# Short problem
Set all the material down again unchanged, without the pictures.

= = =

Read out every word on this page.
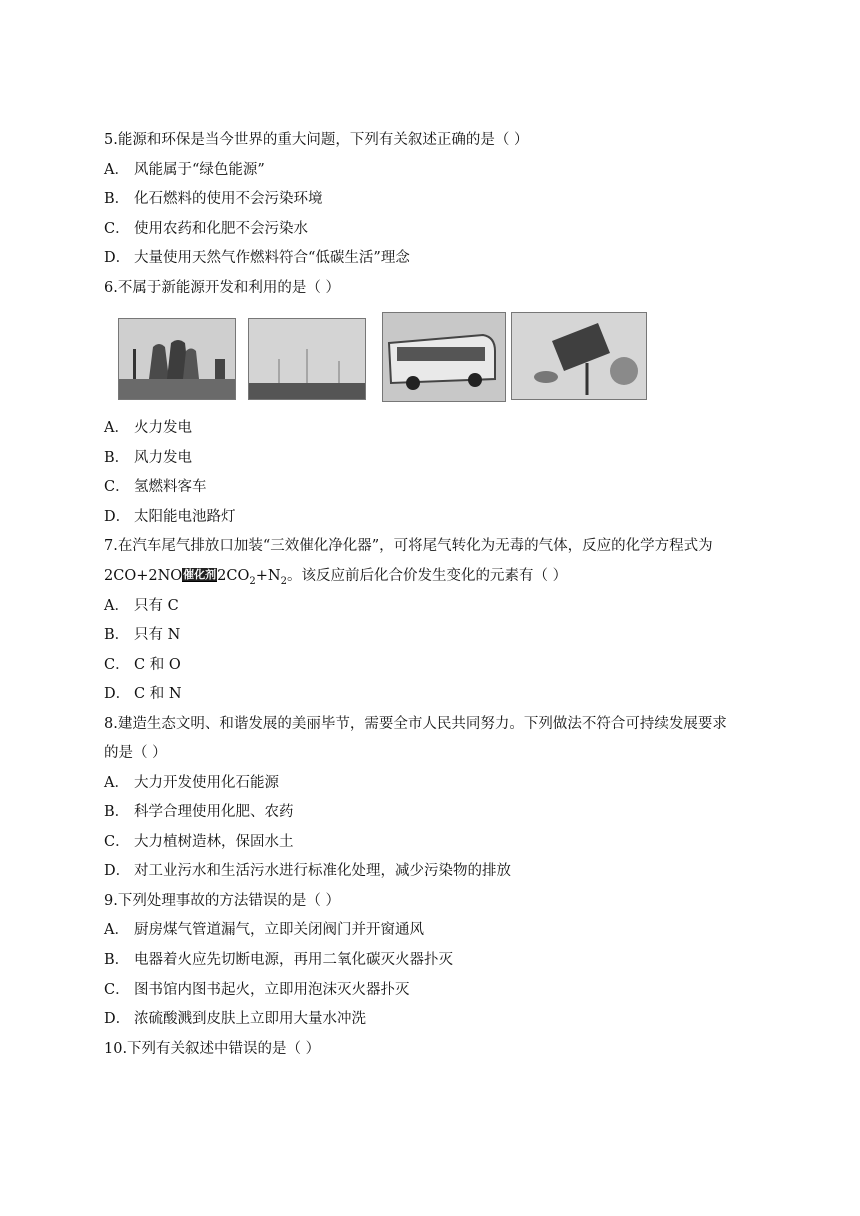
5.能源和环保是当今世界的重大问题，下列有关叙述正确的是（ ）
A． 风能属于“绿色能源”
B． 化石燃料的使用不会污染环境
C． 使用农药和化肥不会污染水
D． 大量使用天然气作燃料符合“低碳生活”理念
6.不属于新能源开发和利用的是（ ）
A． 火力发电
B． 风力发电
C． 氢燃料客车
D． 太阳能电池路灯
7.在汽车尾气排放口加装“三效催化净化器”，可将尾气转化为无毒的气体，反应的化学方程式为
2CO+2NO催化剂$2CO_2+N_2$。该反应前后化合价发生变化的元素有（ ）
A． 只有 C
B． 只有 N
C． C 和 O
D． C 和 N
8.建造生态文明、和谐发展的美丽毕节，需要全市人民共同努力。下列做法不符合可持续发展要求
的是（ ）
A． 大力开发使用化石能源
B． 科学合理使用化肥、农药
C． 大力植树造林，保固水土
D． 对工业污水和生活污水进行标准化处理，减少污染物的排放
9.下列处理事故的方法错误的是（ ）
A． 厨房煤气管道漏气，立即关闭阀门并开窗通风
B． 电器着火应先切断电源，再用二氧化碳灭火器扑灭
C． 图书馆内图书起火，立即用泡沫灭火器扑灭
D． 浓硫酸溅到皮肤上立即用大量水冲洗
10.下列有关叙述中错误的是（ ）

= = =

# Finished exercise
Read out every word on this page.
5.能源和环保是当今世界的重大问题，下列有关叙述正确的是（ ）
A． 风能属于“绿色能源”
B． 化石燃料的使用不会污染环境
C． 使用农药和化肥不会污染水
D． 大量使用天然气作燃料符合“低碳生活”理念
6.不属于新能源开发和利用的是（ ）
A． 火力发电
B． 风力发电
C． 氢燃料客车
D． 太阳能电池路灯
7.在汽车尾气排放口加装“三效催化净化器”，可将尾气转化为无毒的气体，反应的化学方程式为
2CO+2NO催化剂$2CO_2+N_2$。该反应前后化合价发生变化的元素有（ ）
A． 只有 C
B． 只有 N
C． C 和 O
D． C 和 N
8.建造生态文明、和谐发展的美丽毕节，需要全市人民共同努力。下列做法不符合可持续发展要求
的是（ ）
A． 大力开发使用化石能源
B． 科学合理使用化肥、农药
C． 大力植树造林，保固水土
D． 对工业污水和生活污水进行标准化处理，减少污染物的排放
9.下列处理事故的方法错误的是（ ）
A． 厨房煤气管道漏气，立即关闭阀门并开窗通风
B． 电器着火应先切断电源，再用二氧化碳灭火器扑灭
C． 图书馆内图书起火，立即用泡沫灭火器扑灭
D． 浓硫酸溅到皮肤上立即用大量水冲洗
10.下列有关叙述中错误的是（ ）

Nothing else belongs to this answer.